Lift out each line of the data that holds "tiempo".

--- START OF Data shown ---

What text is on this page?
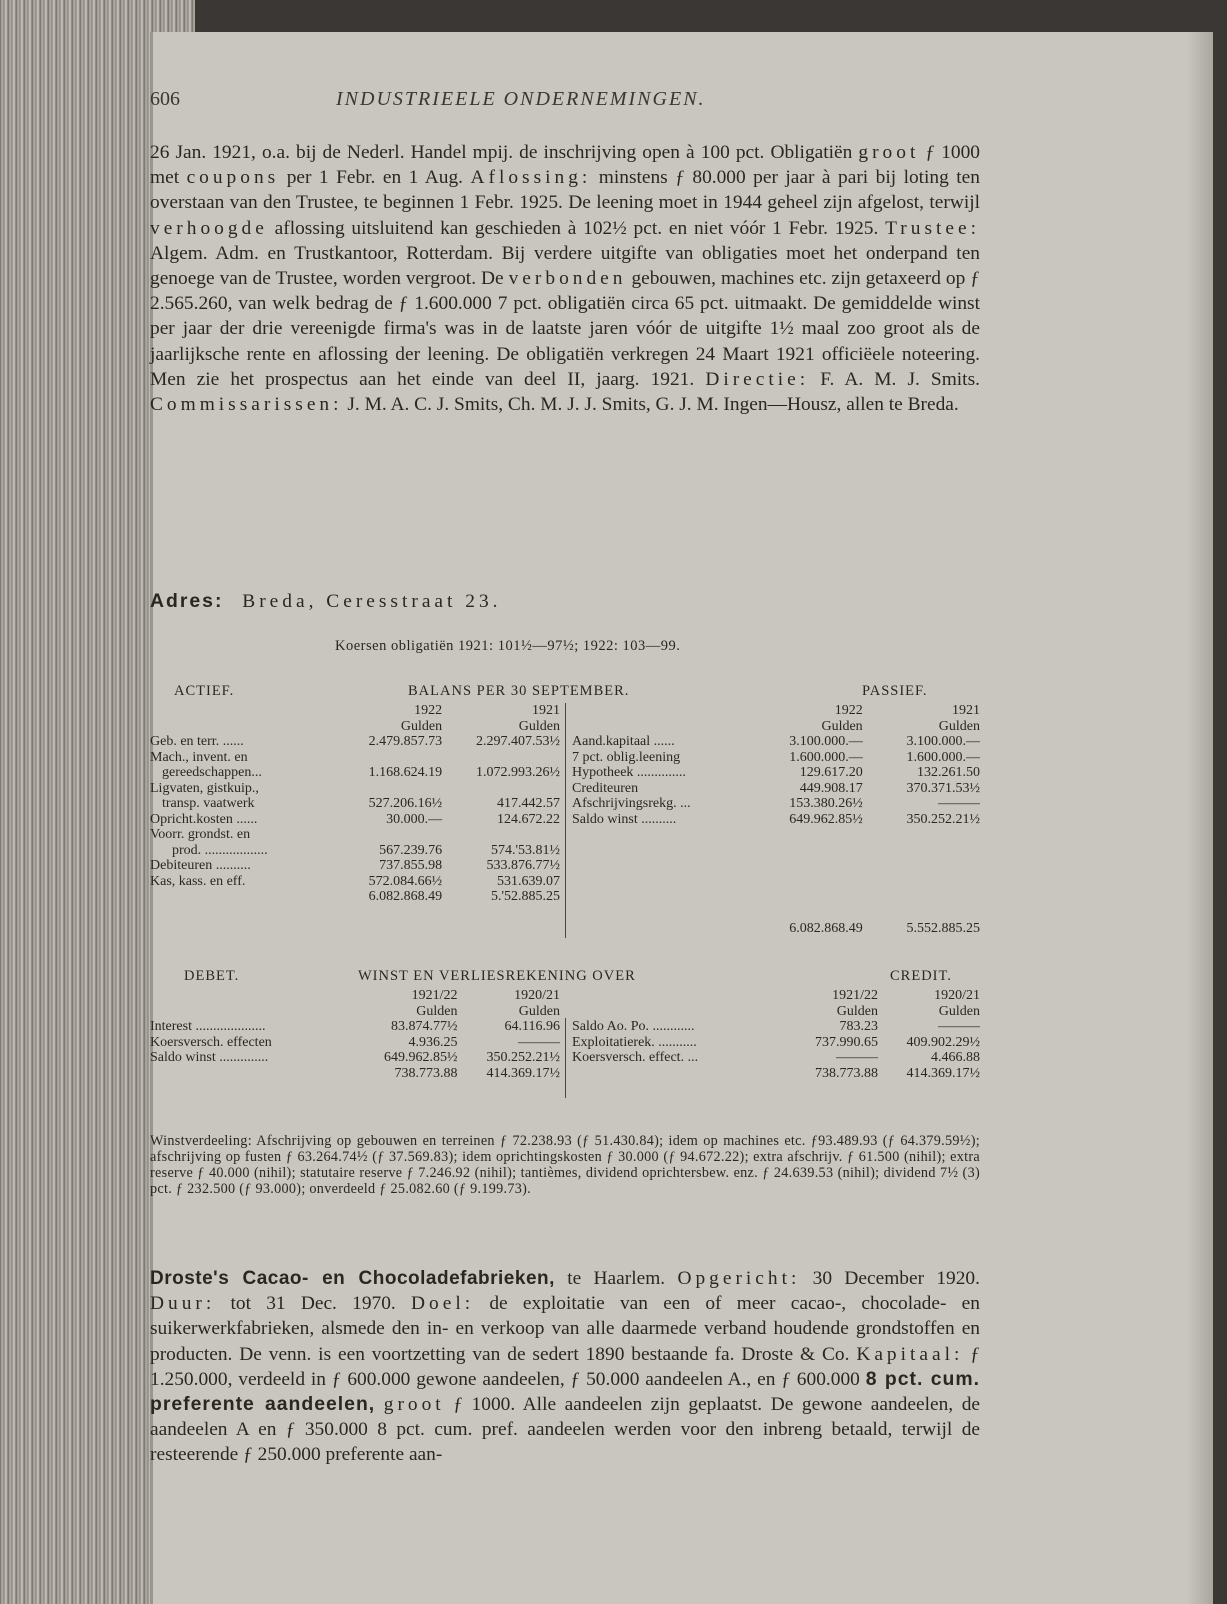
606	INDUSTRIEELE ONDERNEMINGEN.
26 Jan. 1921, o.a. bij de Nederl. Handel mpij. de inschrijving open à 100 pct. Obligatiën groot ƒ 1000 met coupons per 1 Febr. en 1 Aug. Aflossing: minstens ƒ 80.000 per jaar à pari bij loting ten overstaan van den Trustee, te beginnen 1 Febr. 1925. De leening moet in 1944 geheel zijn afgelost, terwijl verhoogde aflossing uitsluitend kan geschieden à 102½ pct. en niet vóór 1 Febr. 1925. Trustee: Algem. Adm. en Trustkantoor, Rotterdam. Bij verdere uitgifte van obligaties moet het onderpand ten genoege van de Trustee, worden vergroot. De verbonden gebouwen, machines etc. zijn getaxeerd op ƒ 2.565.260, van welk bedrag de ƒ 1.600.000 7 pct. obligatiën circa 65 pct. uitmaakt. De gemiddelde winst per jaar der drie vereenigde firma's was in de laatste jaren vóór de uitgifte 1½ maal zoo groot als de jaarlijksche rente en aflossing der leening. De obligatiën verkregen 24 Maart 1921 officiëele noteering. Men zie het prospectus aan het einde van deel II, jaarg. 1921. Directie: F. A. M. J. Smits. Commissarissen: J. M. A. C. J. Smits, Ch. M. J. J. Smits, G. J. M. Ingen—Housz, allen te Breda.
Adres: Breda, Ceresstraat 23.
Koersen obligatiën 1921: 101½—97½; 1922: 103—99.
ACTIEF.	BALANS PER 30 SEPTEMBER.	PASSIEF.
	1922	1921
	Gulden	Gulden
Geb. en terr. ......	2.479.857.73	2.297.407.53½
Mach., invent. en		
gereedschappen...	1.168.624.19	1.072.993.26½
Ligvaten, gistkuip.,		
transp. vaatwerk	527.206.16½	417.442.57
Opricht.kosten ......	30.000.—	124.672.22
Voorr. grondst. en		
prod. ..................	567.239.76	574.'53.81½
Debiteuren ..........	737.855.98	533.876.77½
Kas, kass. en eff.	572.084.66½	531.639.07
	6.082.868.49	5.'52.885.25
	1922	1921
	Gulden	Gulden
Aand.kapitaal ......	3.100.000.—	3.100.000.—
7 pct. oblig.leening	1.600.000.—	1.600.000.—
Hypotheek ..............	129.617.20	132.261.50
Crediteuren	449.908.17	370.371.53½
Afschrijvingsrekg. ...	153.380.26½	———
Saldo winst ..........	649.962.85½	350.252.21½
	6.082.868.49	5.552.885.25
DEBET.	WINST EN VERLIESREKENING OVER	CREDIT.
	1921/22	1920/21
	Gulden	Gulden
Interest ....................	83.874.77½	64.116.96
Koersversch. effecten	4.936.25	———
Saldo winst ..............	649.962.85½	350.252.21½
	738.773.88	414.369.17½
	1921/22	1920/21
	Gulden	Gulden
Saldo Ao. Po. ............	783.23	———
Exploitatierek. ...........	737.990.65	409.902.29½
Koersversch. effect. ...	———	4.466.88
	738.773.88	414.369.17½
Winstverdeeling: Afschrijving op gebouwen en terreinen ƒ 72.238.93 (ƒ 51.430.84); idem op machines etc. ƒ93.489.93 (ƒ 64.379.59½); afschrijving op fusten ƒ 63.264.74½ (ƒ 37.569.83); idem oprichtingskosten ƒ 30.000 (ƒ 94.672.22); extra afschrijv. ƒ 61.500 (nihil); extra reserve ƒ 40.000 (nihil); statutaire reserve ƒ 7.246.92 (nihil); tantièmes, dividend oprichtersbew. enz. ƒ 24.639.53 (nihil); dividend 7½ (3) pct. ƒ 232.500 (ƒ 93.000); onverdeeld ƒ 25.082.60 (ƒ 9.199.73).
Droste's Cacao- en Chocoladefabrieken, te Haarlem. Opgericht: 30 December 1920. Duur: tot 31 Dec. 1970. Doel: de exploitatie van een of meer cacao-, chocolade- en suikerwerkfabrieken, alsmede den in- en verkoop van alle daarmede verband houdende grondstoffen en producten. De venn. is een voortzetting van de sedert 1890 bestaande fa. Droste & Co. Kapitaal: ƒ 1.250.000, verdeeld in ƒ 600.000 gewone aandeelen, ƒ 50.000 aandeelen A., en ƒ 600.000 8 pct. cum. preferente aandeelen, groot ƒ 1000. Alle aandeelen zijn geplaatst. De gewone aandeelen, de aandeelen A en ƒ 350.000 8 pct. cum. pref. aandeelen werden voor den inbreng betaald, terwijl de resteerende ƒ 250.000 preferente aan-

--- END OF Data shown ---
--- START OF Data shown ---

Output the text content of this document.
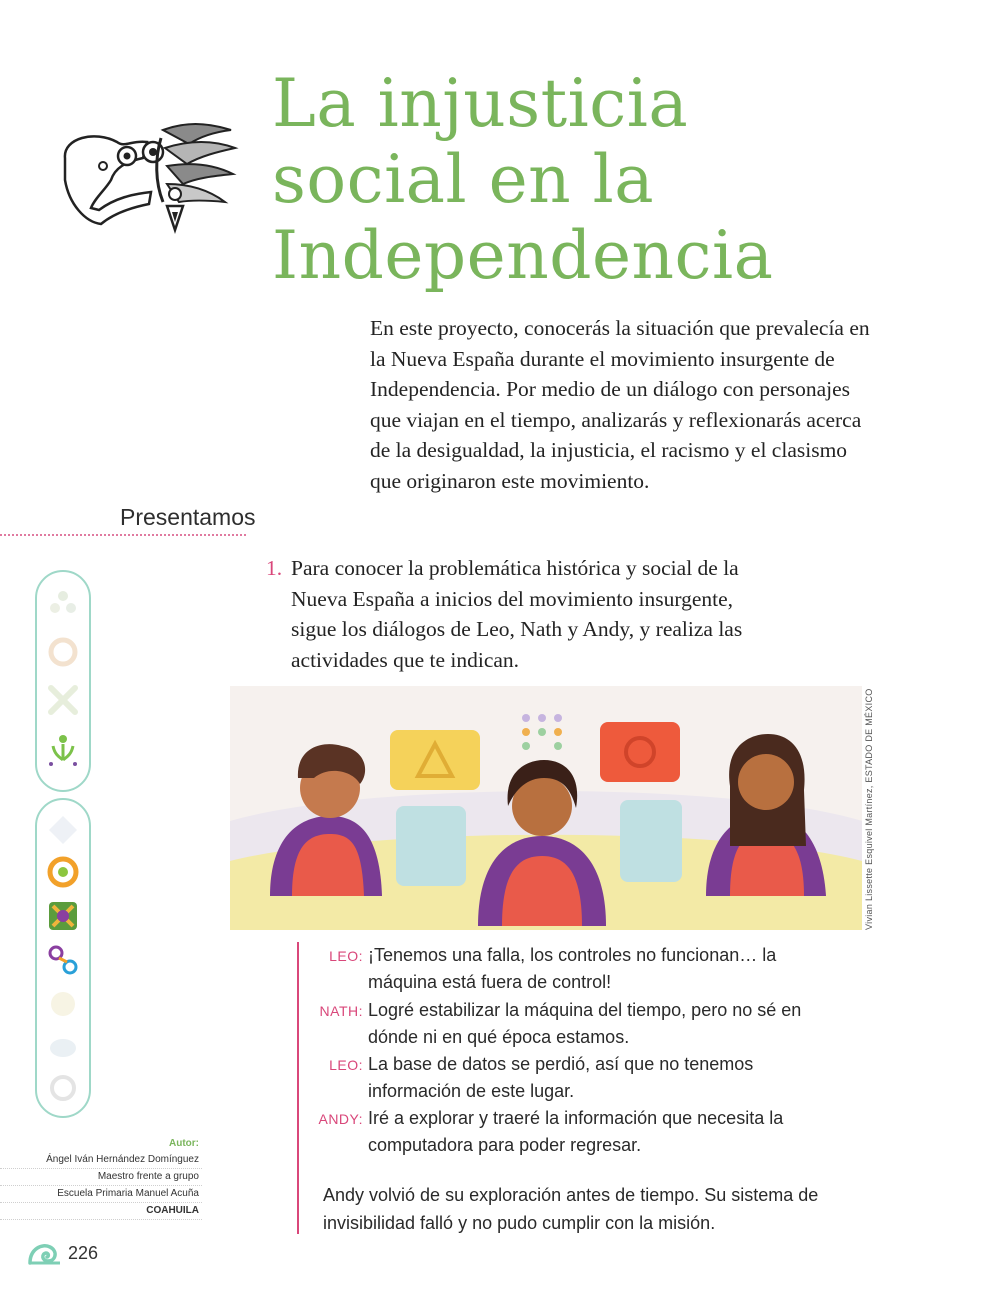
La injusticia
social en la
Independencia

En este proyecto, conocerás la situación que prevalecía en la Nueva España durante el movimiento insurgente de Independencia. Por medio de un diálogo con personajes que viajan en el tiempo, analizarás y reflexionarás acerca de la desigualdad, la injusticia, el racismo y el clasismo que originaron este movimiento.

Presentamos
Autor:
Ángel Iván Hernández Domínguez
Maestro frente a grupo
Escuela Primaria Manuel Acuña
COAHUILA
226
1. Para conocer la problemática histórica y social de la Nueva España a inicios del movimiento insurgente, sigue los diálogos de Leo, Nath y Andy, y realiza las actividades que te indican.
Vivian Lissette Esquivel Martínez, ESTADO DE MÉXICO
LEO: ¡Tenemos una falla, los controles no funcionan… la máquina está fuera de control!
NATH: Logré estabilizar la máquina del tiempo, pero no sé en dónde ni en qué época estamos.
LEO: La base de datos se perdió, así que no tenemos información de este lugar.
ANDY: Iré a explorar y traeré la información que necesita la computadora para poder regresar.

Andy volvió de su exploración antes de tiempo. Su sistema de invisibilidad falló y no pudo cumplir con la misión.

--- END OF Data shown ---
--- START OF Data shown ---

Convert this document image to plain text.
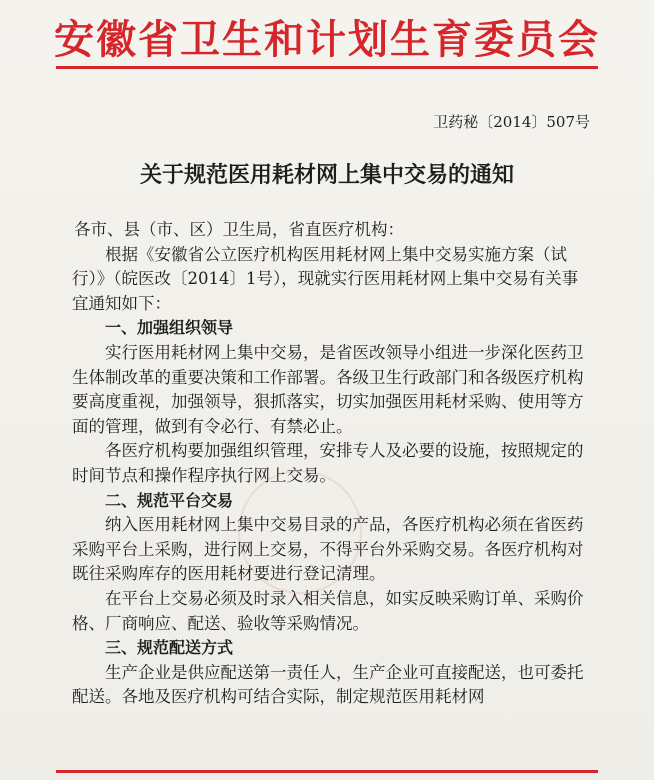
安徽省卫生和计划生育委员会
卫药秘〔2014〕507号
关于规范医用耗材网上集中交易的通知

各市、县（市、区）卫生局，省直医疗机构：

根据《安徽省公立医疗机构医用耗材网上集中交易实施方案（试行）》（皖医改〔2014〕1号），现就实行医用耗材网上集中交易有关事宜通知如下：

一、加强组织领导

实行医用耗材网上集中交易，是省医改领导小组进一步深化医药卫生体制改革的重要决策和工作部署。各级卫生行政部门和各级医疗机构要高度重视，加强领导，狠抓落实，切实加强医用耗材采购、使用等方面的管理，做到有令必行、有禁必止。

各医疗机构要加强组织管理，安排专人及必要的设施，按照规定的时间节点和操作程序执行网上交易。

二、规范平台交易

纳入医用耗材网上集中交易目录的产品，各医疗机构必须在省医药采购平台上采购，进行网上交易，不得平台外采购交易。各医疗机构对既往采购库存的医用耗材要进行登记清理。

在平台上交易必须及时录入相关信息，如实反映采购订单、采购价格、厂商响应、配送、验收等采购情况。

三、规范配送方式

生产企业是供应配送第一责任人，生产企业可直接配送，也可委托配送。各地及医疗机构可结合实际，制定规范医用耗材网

--- END OF Data shown ---

Written response:
En este proyecto, conocerás la situación que prevalecía en la Nueva España durante el movimiento insurgente de Independencia. Por medio de un diálogo con personajes que viajan en el tiempo, analizarás y reflexionarás acerca de la desigualdad, la injusticia, el racismo y el clasismo que originaron este movimiento.
NATH: Logré estabilizar la máquina del tiempo, pero no sé en dónde ni en qué época estamos.
Andy volvió de su exploración antes de tiempo. Su sistema de invisibilidad falló y no pudo cumplir con la misión.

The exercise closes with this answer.